» What this task involves:
Below is a block of records; return all of them exactly, but without the images.

» Supplied records:
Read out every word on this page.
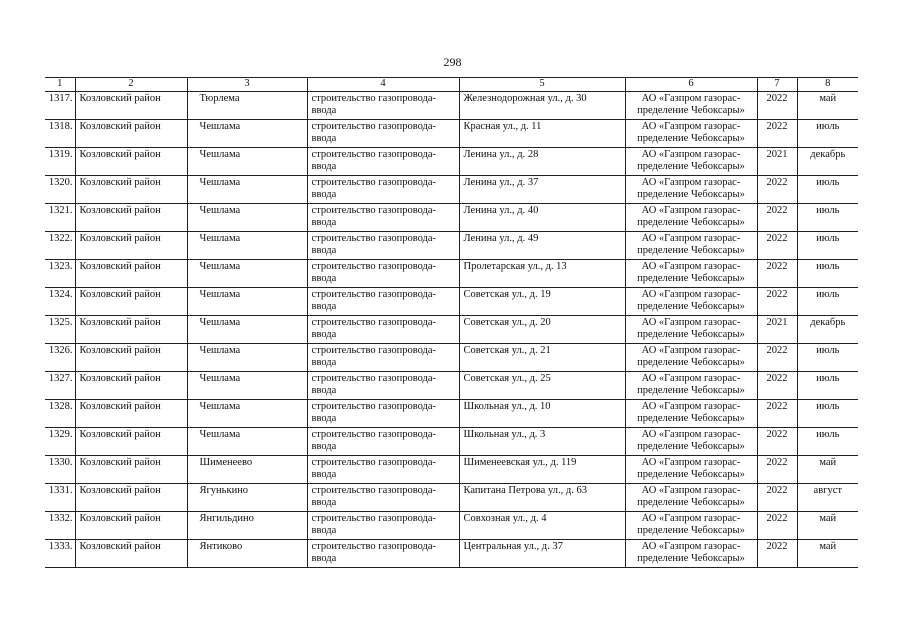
298
1	2	3	4	5	6	7	8
1317.	Козловский район	Тюрлема	строительство газопровода-
ввода	Железнодорожная ул., д. 30	АО «Газпром газорас-
пределение Чебоксары»	2022	май
1318.	Козловский район	Чешлама	строительство газопровода-
ввода	Красная ул., д. 11	АО «Газпром газорас-
пределение Чебоксары»	2022	июль
1319.	Козловский район	Чешлама	строительство газопровода-
ввода	Ленина ул., д. 28	АО «Газпром газорас-
пределение Чебоксары»	2021	декабрь
1320.	Козловский район	Чешлама	строительство газопровода-
ввода	Ленина ул., д. 37	АО «Газпром газорас-
пределение Чебоксары»	2022	июль
1321.	Козловский район	Чешлама	строительство газопровода-
ввода	Ленина ул., д. 40	АО «Газпром газорас-
пределение Чебоксары»	2022	июль
1322.	Козловский район	Чешлама	строительство газопровода-
ввода	Ленина ул., д. 49	АО «Газпром газорас-
пределение Чебоксары»	2022	июль
1323.	Козловский район	Чешлама	строительство газопровода-
ввода	Пролетарская ул., д. 13	АО «Газпром газорас-
пределение Чебоксары»	2022	июль
1324.	Козловский район	Чешлама	строительство газопровода-
ввода	Советская ул., д. 19	АО «Газпром газорас-
пределение Чебоксары»	2022	июль
1325.	Козловский район	Чешлама	строительство газопровода-
ввода	Советская ул., д. 20	АО «Газпром газорас-
пределение Чебоксары»	2021	декабрь
1326.	Козловский район	Чешлама	строительство газопровода-
ввода	Советская ул., д. 21	АО «Газпром газорас-
пределение Чебоксары»	2022	июль
1327.	Козловский район	Чешлама	строительство газопровода-
ввода	Советская ул., д. 25	АО «Газпром газорас-
пределение Чебоксары»	2022	июль
1328.	Козловский район	Чешлама	строительство газопровода-
ввода	Школьная ул., д. 10	АО «Газпром газорас-
пределение Чебоксары»	2022	июль
1329.	Козловский район	Чешлама	строительство газопровода-
ввода	Школьная ул., д. 3	АО «Газпром газорас-
пределение Чебоксары»	2022	июль
1330.	Козловский район	Шименеево	строительство газопровода-
ввода	Шименеевская ул., д. 119	АО «Газпром газорас-
пределение Чебоксары»	2022	май
1331.	Козловский район	Ягунькино	строительство газопровода-
ввода	Капитана Петрова ул., д. 63	АО «Газпром газорас-
пределение Чебоксары»	2022	август
1332.	Козловский район	Янгильдино	строительство газопровода-
ввода	Совхозная ул., д. 4	АО «Газпром газорас-
пределение Чебоксары»	2022	май
1333.	Козловский район	Янтиково	строительство газопровода-
ввода	Центральная ул., д. 37	АО «Газпром газорас-
пределение Чебоксары»	2022	май
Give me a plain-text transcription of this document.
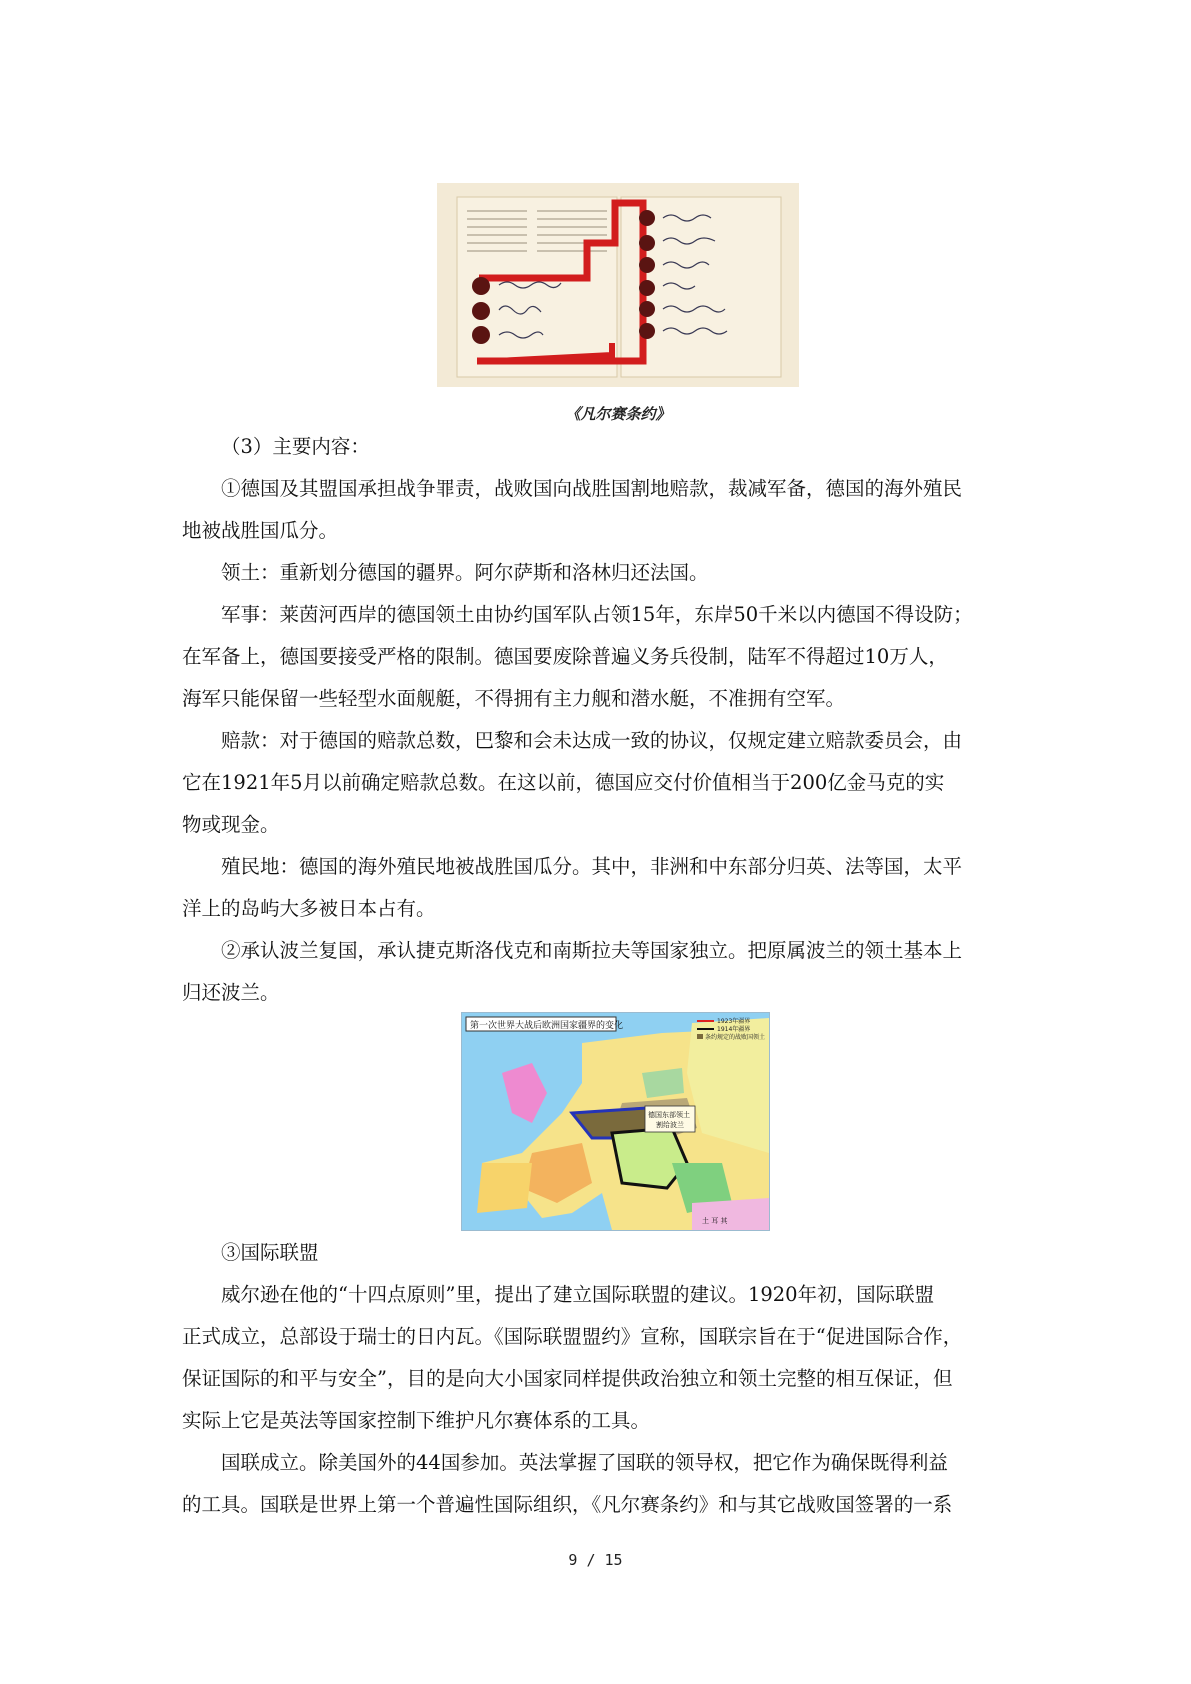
《凡尔赛条约》

（3）主要内容：

①德国及其盟国承担战争罪责，战败国向战胜国割地赔款，裁减军备，德国的海外殖民
地被战胜国瓜分。

领土：重新划分德国的疆界。阿尔萨斯和洛林归还法国。

军事：莱茵河西岸的德国领土由协约国军队占领15年，东岸50千米以内德国不得设防；
在军备上，德国要接受严格的限制。德国要废除普遍义务兵役制，陆军不得超过10万人，
海军只能保留一些轻型水面舰艇，不得拥有主力舰和潜水艇，不准拥有空军。

赔款：对于德国的赔款总数，巴黎和会未达成一致的协议，仅规定建立赔款委员会，由
它在1921年5月以前确定赔款总数。在这以前，德国应交付价值相当于200亿金马克的实
物或现金。

殖民地：德国的海外殖民地被战胜国瓜分。其中，非洲和中东部分归英、法等国，太平
洋上的岛屿大多被日本占有。

②承认波兰复国，承认捷克斯洛伐克和南斯拉夫等国家独立。把原属波兰的领土基本上
归还波兰。

第一次世界大战后欧洲国家疆界的变化	1923年疆界
1914年疆界
条约规定的战败国领土
德国东部领土 割给波兰
土 耳 其

③国际联盟

威尔逊在他的“十四点原则”里，提出了建立国际联盟的建议。1920年初，国际联盟
正式成立，总部设于瑞士的日内瓦。《国际联盟盟约》宣称，国联宗旨在于“促进国际合作，
保证国际的和平与安全”，目的是向大小国家同样提供政治独立和领土完整的相互保证，但
实际上它是英法等国家控制下维护凡尔赛体系的工具。

国联成立。除美国外的44国参加。英法掌握了国联的领导权，把它作为确保既得利益
的工具。国联是世界上第一个普遍性国际组织，《凡尔赛条约》和与其它战败国签署的一系

9 / 15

» Task output:
Read out every word on this page.
298
1	2	3	4	5	6	7	8
1317.	Козловский район	Тюрлема	строительство газопровода-
ввода	Железнодорожная ул., д. 30	АО «Газпром газорас-
пределение Чебоксары»	2022	май
1318.	Козловский район	Чешлама	строительство газопровода-
ввода	Красная ул., д. 11	АО «Газпром газорас-
пределение Чебоксары»	2022	июль
1319.	Козловский район	Чешлама	строительство газопровода-
ввода	Ленина ул., д. 28	АО «Газпром газорас-
пределение Чебоксары»	2021	декабрь
1320.	Козловский район	Чешлама	строительство газопровода-
ввода	Ленина ул., д. 37	АО «Газпром газорас-
пределение Чебоксары»	2022	июль
1321.	Козловский район	Чешлама	строительство газопровода-
ввода	Ленина ул., д. 40	АО «Газпром газорас-
пределение Чебоксары»	2022	июль
1322.	Козловский район	Чешлама	строительство газопровода-
ввода	Ленина ул., д. 49	АО «Газпром газорас-
пределение Чебоксары»	2022	июль
1323.	Козловский район	Чешлама	строительство газопровода-
ввода	Пролетарская ул., д. 13	АО «Газпром газорас-
пределение Чебоксары»	2022	июль
1324.	Козловский район	Чешлама	строительство газопровода-
ввода	Советская ул., д. 19	АО «Газпром газорас-
пределение Чебоксары»	2022	июль
1325.	Козловский район	Чешлама	строительство газопровода-
ввода	Советская ул., д. 20	АО «Газпром газорас-
пределение Чебоксары»	2021	декабрь
1326.	Козловский район	Чешлама	строительство газопровода-
ввода	Советская ул., д. 21	АО «Газпром газорас-
пределение Чебоксары»	2022	июль
1327.	Козловский район	Чешлама	строительство газопровода-
ввода	Советская ул., д. 25	АО «Газпром газорас-
пределение Чебоксары»	2022	июль
1328.	Козловский район	Чешлама	строительство газопровода-
ввода	Школьная ул., д. 10	АО «Газпром газорас-
пределение Чебоксары»	2022	июль
1329.	Козловский район	Чешлама	строительство газопровода-
ввода	Школьная ул., д. 3	АО «Газпром газорас-
пределение Чебоксары»	2022	июль
1330.	Козловский район	Шименеево	строительство газопровода-
ввода	Шименеевская ул., д. 119	АО «Газпром газорас-
пределение Чебоксары»	2022	май
1331.	Козловский район	Ягунькино	строительство газопровода-
ввода	Капитана Петрова ул., д. 63	АО «Газпром газорас-
пределение Чебоксары»	2022	август
1332.	Козловский район	Янгильдино	строительство газопровода-
ввода	Совхозная ул., д. 4	АО «Газпром газорас-
пределение Чебоксары»	2022	май
1333.	Козловский район	Янтиково	строительство газопровода-
ввода	Центральная ул., д. 37	АО «Газпром газорас-
пределение Чебоксары»	2022	май
Give me a plain-text transcription of this document.
《凡尔赛条约》

（3）主要内容：

①德国及其盟国承担战争罪责，战败国向战胜国割地赔款，裁减军备，德国的海外殖民
地被战胜国瓜分。

领土：重新划分德国的疆界。阿尔萨斯和洛林归还法国。

军事：莱茵河西岸的德国领土由协约国军队占领15年，东岸50千米以内德国不得设防；
在军备上，德国要接受严格的限制。德国要废除普遍义务兵役制，陆军不得超过10万人，
海军只能保留一些轻型水面舰艇，不得拥有主力舰和潜水艇，不准拥有空军。

赔款：对于德国的赔款总数，巴黎和会未达成一致的协议，仅规定建立赔款委员会，由
它在1921年5月以前确定赔款总数。在这以前，德国应交付价值相当于200亿金马克的实
物或现金。

殖民地：德国的海外殖民地被战胜国瓜分。其中，非洲和中东部分归英、法等国，太平
洋上的岛屿大多被日本占有。

②承认波兰复国，承认捷克斯洛伐克和南斯拉夫等国家独立。把原属波兰的领土基本上
归还波兰。

第一次世界大战后欧洲国家疆界的变化	1923年疆界
1914年疆界
条约规定的战败国领土
德国东部领土 割给波兰
土 耳 其

③国际联盟

威尔逊在他的“十四点原则”里，提出了建立国际联盟的建议。1920年初，国际联盟
正式成立，总部设于瑞士的日内瓦。《国际联盟盟约》宣称，国联宗旨在于“促进国际合作，
保证国际的和平与安全”，目的是向大小国家同样提供政治独立和领土完整的相互保证，但
实际上它是英法等国家控制下维护凡尔赛体系的工具。

国联成立。除美国外的44国参加。英法掌握了国联的领导权，把它作为确保既得利益
的工具。国联是世界上第一个普遍性国际组织，《凡尔赛条约》和与其它战败国签署的一系

9 / 15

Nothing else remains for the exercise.